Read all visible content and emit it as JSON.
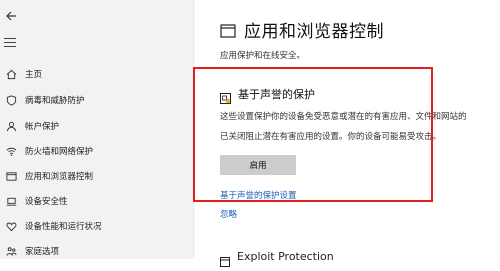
{
  "sidebar": {
    "items": [
      {
        "label": "主页",
        "icon": "home-icon"
      },
      {
        "label": "病毒和威胁防护",
        "icon": "shield-icon"
      },
      {
        "label": "帐户保护",
        "icon": "person-icon"
      },
      {
        "label": "防火墙和网络保护",
        "icon": "wifi-icon"
      },
      {
        "label": "应用和浏览器控制",
        "icon": "app-window-icon"
      },
      {
        "label": "设备安全性",
        "icon": "laptop-icon"
      },
      {
        "label": "设备性能和运行状况",
        "icon": "heart-icon"
      },
      {
        "label": "家庭选项",
        "icon": "family-icon"
      }
    ]
  },
  "main": {
    "title": "应用和浏览器控制",
    "subtitle": "应用保护和在线安全。",
    "section": {
      "heading": "基于声誉的保护",
      "desc1": "这些设置保护你的设备免受恶意或潜在的有害应用、文件和网站的",
      "desc2": "已关闭阻止潜在有害应用的设置。你的设备可能易受攻击。",
      "button": "启用",
      "link_settings": "基于声誉的保护设置",
      "link_ignore": "忽略"
    },
    "next_section_title": "Exploit Protection"
  },
  "colors": {
    "highlight_border": "#e02020",
    "link": "#1a5fb4",
    "sidebar_bg": "#f2f2f2",
    "button_bg": "#cccccc"
  }
}
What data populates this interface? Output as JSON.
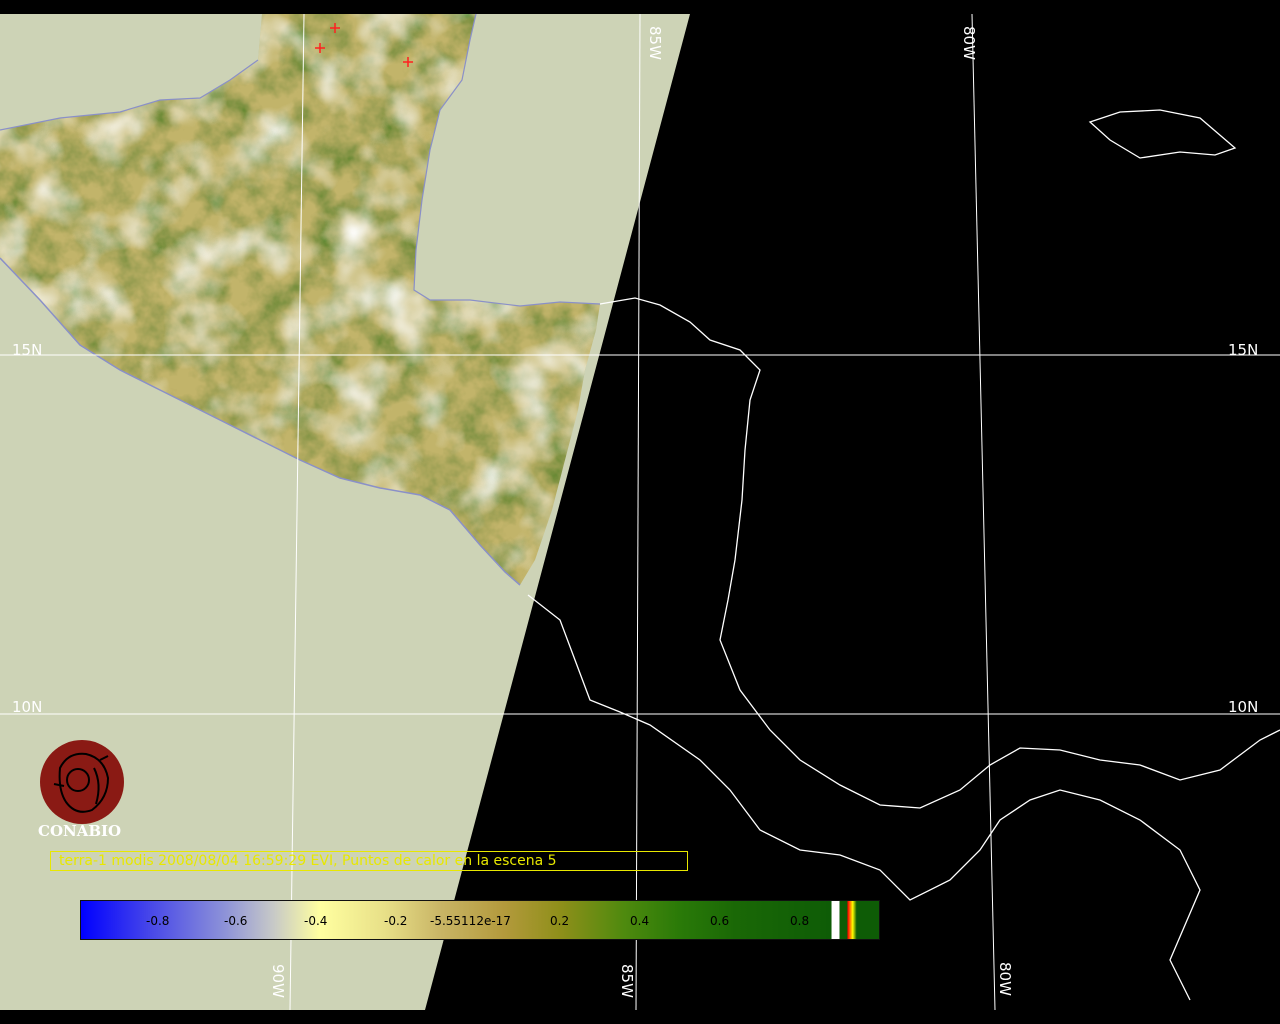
{
  "map": {
    "latitude_labels": [
      "15N",
      "10N"
    ],
    "longitude_labels": [
      "85W",
      "80W",
      "90W"
    ],
    "colors": {
      "background_left": "#cdd3b6",
      "background_right": "#000000",
      "coastline": "#ffffff",
      "grid": "#ffffff"
    }
  },
  "logo": {
    "name": "CONABIO",
    "icon": "conabio-logo-icon"
  },
  "caption": {
    "text": "terra-1 modis 2008/08/04 16:59:29 EVI, Puntos de calor en la escena 5",
    "color": "#e8e800"
  },
  "colorbar": {
    "tick_labels": [
      "-0.8",
      "-0.6",
      "-0.4",
      "-0.2",
      "-5.55112e-17",
      "0.2",
      "0.4",
      "0.6",
      "0.8"
    ]
  }
}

● **What the exercise asks**:
Copy out all the records exactly, excluding pictures.

● **Result of the task**:
Read all visible content and emit it as JSON.
{
  "sidebar": {
    "items": [
      {
        "label": "主页",
        "icon": "home-icon"
      },
      {
        "label": "病毒和威胁防护",
        "icon": "shield-icon"
      },
      {
        "label": "帐户保护",
        "icon": "person-icon"
      },
      {
        "label": "防火墙和网络保护",
        "icon": "wifi-icon"
      },
      {
        "label": "应用和浏览器控制",
        "icon": "app-window-icon"
      },
      {
        "label": "设备安全性",
        "icon": "laptop-icon"
      },
      {
        "label": "设备性能和运行状况",
        "icon": "heart-icon"
      },
      {
        "label": "家庭选项",
        "icon": "family-icon"
      }
    ]
  },
  "main": {
    "title": "应用和浏览器控制",
    "subtitle": "应用保护和在线安全。",
    "section": {
      "heading": "基于声誉的保护",
      "desc1": "这些设置保护你的设备免受恶意或潜在的有害应用、文件和网站的",
      "desc2": "已关闭阻止潜在有害应用的设置。你的设备可能易受攻击。",
      "button": "启用",
      "link_settings": "基于声誉的保护设置",
      "link_ignore": "忽略"
    },
    "next_section_title": "Exploit Protection"
  },
  "colors": {
    "highlight_border": "#e02020",
    "link": "#1a5fb4",
    "sidebar_bg": "#f2f2f2",
    "button_bg": "#cccccc"
  }
}
What data populates this interface? Output as JSON.
{
  "map": {
    "latitude_labels": [
      "15N",
      "10N"
    ],
    "longitude_labels": [
      "85W",
      "80W",
      "90W"
    ],
    "colors": {
      "background_left": "#cdd3b6",
      "background_right": "#000000",
      "coastline": "#ffffff",
      "grid": "#ffffff"
    }
  },
  "logo": {
    "name": "CONABIO",
    "icon": "conabio-logo-icon"
  },
  "caption": {
    "text": "terra-1 modis 2008/08/04 16:59:29 EVI, Puntos de calor en la escena 5",
    "color": "#e8e800"
  },
  "colorbar": {
    "tick_labels": [
      "-0.8",
      "-0.6",
      "-0.4",
      "-0.2",
      "-5.55112e-17",
      "0.2",
      "0.4",
      "0.6",
      "0.8"
    ]
  }
}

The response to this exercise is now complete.